Task statement -
Each entry must appear again exactly as it does in the source.

Records for the exercise -
● ● ● ● ● ● ●
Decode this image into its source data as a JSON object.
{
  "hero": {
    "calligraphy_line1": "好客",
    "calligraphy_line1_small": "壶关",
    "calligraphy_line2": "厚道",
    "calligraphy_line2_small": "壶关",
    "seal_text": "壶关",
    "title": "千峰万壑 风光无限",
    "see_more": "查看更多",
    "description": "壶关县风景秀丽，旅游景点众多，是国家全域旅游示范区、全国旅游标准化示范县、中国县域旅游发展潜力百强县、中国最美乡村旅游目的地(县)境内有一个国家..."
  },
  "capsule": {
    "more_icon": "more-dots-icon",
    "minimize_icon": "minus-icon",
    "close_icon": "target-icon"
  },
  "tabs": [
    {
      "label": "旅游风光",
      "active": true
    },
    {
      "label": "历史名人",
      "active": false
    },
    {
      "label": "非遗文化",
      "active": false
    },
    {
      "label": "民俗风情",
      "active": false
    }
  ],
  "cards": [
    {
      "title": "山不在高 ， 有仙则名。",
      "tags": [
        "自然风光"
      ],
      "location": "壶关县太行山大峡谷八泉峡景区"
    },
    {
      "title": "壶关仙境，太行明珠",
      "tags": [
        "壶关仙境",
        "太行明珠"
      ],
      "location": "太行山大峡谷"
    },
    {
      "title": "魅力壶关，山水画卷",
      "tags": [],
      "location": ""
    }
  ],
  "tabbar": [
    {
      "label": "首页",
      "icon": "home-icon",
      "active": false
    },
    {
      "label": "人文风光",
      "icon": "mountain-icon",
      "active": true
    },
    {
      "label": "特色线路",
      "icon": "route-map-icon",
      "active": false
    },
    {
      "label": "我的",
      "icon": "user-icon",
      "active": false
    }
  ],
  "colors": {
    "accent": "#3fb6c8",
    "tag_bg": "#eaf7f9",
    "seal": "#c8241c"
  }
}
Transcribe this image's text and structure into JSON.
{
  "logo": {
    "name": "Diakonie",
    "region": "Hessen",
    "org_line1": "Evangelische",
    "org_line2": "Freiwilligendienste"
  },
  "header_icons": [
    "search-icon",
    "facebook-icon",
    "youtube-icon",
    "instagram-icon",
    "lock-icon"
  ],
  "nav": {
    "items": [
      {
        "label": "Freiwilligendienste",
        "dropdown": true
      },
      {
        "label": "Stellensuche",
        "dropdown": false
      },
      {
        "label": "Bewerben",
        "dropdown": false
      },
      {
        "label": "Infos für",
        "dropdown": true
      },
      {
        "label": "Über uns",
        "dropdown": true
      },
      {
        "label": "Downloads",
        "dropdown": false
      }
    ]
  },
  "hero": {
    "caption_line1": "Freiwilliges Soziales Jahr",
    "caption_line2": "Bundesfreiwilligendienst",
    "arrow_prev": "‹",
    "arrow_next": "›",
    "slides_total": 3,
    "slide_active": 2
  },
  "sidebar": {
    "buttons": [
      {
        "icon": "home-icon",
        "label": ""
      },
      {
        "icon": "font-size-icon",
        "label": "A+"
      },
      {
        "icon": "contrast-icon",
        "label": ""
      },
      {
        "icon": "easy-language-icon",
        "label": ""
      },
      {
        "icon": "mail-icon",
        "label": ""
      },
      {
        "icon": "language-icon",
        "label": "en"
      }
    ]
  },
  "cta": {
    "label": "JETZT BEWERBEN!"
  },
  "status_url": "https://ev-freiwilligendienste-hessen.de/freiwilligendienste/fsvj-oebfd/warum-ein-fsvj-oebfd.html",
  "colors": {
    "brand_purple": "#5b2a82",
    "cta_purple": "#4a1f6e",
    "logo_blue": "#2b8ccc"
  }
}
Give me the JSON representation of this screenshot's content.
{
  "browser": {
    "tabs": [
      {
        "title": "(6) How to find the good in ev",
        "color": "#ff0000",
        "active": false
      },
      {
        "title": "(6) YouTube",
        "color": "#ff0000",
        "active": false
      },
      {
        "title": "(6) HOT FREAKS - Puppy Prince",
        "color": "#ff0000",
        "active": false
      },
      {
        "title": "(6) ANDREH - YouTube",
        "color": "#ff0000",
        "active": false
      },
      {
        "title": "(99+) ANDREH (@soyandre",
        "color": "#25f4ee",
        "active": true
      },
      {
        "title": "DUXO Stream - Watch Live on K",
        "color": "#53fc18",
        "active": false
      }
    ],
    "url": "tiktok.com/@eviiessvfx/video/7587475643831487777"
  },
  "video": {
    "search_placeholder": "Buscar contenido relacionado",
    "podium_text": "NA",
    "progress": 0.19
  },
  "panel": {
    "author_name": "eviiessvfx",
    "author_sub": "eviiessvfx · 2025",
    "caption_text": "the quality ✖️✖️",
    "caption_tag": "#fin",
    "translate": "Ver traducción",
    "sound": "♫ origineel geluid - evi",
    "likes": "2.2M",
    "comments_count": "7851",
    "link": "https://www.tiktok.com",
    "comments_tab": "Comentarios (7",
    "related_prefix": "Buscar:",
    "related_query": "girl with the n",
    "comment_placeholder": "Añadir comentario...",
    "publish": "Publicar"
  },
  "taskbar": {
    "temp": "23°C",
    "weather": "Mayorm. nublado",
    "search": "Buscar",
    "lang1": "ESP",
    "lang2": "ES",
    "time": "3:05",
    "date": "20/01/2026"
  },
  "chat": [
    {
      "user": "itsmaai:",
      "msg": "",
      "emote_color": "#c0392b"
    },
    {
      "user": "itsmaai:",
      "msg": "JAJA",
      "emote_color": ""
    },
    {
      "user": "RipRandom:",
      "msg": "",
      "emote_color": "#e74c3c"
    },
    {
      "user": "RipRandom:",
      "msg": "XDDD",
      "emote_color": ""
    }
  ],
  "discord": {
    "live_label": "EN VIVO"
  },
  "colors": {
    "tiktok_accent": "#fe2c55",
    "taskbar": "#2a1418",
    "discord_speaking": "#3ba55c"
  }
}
● ● ● ● ● ● ●
Task answer -
Decode this image into its source data as a JSON object.
{
  "hero": {
    "calligraphy_line1": "好客",
    "calligraphy_line1_small": "壶关",
    "calligraphy_line2": "厚道",
    "calligraphy_line2_small": "壶关",
    "seal_text": "壶关",
    "title": "千峰万壑 风光无限",
    "see_more": "查看更多",
    "description": "壶关县风景秀丽，旅游景点众多，是国家全域旅游示范区、全国旅游标准化示范县、中国县域旅游发展潜力百强县、中国最美乡村旅游目的地(县)境内有一个国家..."
  },
  "capsule": {
    "more_icon": "more-dots-icon",
    "minimize_icon": "minus-icon",
    "close_icon": "target-icon"
  },
  "tabs": [
    {
      "label": "旅游风光",
      "active": true
    },
    {
      "label": "历史名人",
      "active": false
    },
    {
      "label": "非遗文化",
      "active": false
    },
    {
      "label": "民俗风情",
      "active": false
    }
  ],
  "cards": [
    {
      "title": "山不在高 ， 有仙则名。",
      "tags": [
        "自然风光"
      ],
      "location": "壶关县太行山大峡谷八泉峡景区"
    },
    {
      "title": "壶关仙境，太行明珠",
      "tags": [
        "壶关仙境",
        "太行明珠"
      ],
      "location": "太行山大峡谷"
    },
    {
      "title": "魅力壶关，山水画卷",
      "tags": [],
      "location": ""
    }
  ],
  "tabbar": [
    {
      "label": "首页",
      "icon": "home-icon",
      "active": false
    },
    {
      "label": "人文风光",
      "icon": "mountain-icon",
      "active": true
    },
    {
      "label": "特色线路",
      "icon": "route-map-icon",
      "active": false
    },
    {
      "label": "我的",
      "icon": "user-icon",
      "active": false
    }
  ],
  "colors": {
    "accent": "#3fb6c8",
    "tag_bg": "#eaf7f9",
    "seal": "#c8241c"
  }
}
Transcribe this image's text and structure into JSON.
{
  "logo": {
    "name": "Diakonie",
    "region": "Hessen",
    "org_line1": "Evangelische",
    "org_line2": "Freiwilligendienste"
  },
  "header_icons": [
    "search-icon",
    "facebook-icon",
    "youtube-icon",
    "instagram-icon",
    "lock-icon"
  ],
  "nav": {
    "items": [
      {
        "label": "Freiwilligendienste",
        "dropdown": true
      },
      {
        "label": "Stellensuche",
        "dropdown": false
      },
      {
        "label": "Bewerben",
        "dropdown": false
      },
      {
        "label": "Infos für",
        "dropdown": true
      },
      {
        "label": "Über uns",
        "dropdown": true
      },
      {
        "label": "Downloads",
        "dropdown": false
      }
    ]
  },
  "hero": {
    "caption_line1": "Freiwilliges Soziales Jahr",
    "caption_line2": "Bundesfreiwilligendienst",
    "arrow_prev": "‹",
    "arrow_next": "›",
    "slides_total": 3,
    "slide_active": 2
  },
  "sidebar": {
    "buttons": [
      {
        "icon": "home-icon",
        "label": ""
      },
      {
        "icon": "font-size-icon",
        "label": "A+"
      },
      {
        "icon": "contrast-icon",
        "label": ""
      },
      {
        "icon": "easy-language-icon",
        "label": ""
      },
      {
        "icon": "mail-icon",
        "label": ""
      },
      {
        "icon": "language-icon",
        "label": "en"
      }
    ]
  },
  "cta": {
    "label": "JETZT BEWERBEN!"
  },
  "status_url": "https://ev-freiwilligendienste-hessen.de/freiwilligendienste/fsvj-oebfd/warum-ein-fsvj-oebfd.html",
  "colors": {
    "brand_purple": "#5b2a82",
    "cta_purple": "#4a1f6e",
    "logo_blue": "#2b8ccc"
  }
}
Give me the JSON representation of this screenshot's content.
{
  "browser": {
    "tabs": [
      {
        "title": "(6) How to find the good in ev",
        "color": "#ff0000",
        "active": false
      },
      {
        "title": "(6) YouTube",
        "color": "#ff0000",
        "active": false
      },
      {
        "title": "(6) HOT FREAKS - Puppy Prince",
        "color": "#ff0000",
        "active": false
      },
      {
        "title": "(6) ANDREH - YouTube",
        "color": "#ff0000",
        "active": false
      },
      {
        "title": "(99+) ANDREH (@soyandre",
        "color": "#25f4ee",
        "active": true
      },
      {
        "title": "DUXO Stream - Watch Live on K",
        "color": "#53fc18",
        "active": false
      }
    ],
    "url": "tiktok.com/@eviiessvfx/video/7587475643831487777"
  },
  "video": {
    "search_placeholder": "Buscar contenido relacionado",
    "podium_text": "NA",
    "progress": 0.19
  },
  "panel": {
    "author_name": "eviiessvfx",
    "author_sub": "eviiessvfx · 2025",
    "caption_text": "the quality ✖️✖️",
    "caption_tag": "#fin",
    "translate": "Ver traducción",
    "sound": "♫ origineel geluid - evi",
    "likes": "2.2M",
    "comments_count": "7851",
    "link": "https://www.tiktok.com",
    "comments_tab": "Comentarios (7",
    "related_prefix": "Buscar:",
    "related_query": "girl with the n",
    "comment_placeholder": "Añadir comentario...",
    "publish": "Publicar"
  },
  "taskbar": {
    "temp": "23°C",
    "weather": "Mayorm. nublado",
    "search": "Buscar",
    "lang1": "ESP",
    "lang2": "ES",
    "time": "3:05",
    "date": "20/01/2026"
  },
  "chat": [
    {
      "user": "itsmaai:",
      "msg": "",
      "emote_color": "#c0392b"
    },
    {
      "user": "itsmaai:",
      "msg": "JAJA",
      "emote_color": ""
    },
    {
      "user": "RipRandom:",
      "msg": "",
      "emote_color": "#e74c3c"
    },
    {
      "user": "RipRandom:",
      "msg": "XDDD",
      "emote_color": ""
    }
  ],
  "discord": {
    "live_label": "EN VIVO"
  },
  "colors": {
    "tiktok_accent": "#fe2c55",
    "taskbar": "#2a1418",
    "discord_speaking": "#3ba55c"
  }
}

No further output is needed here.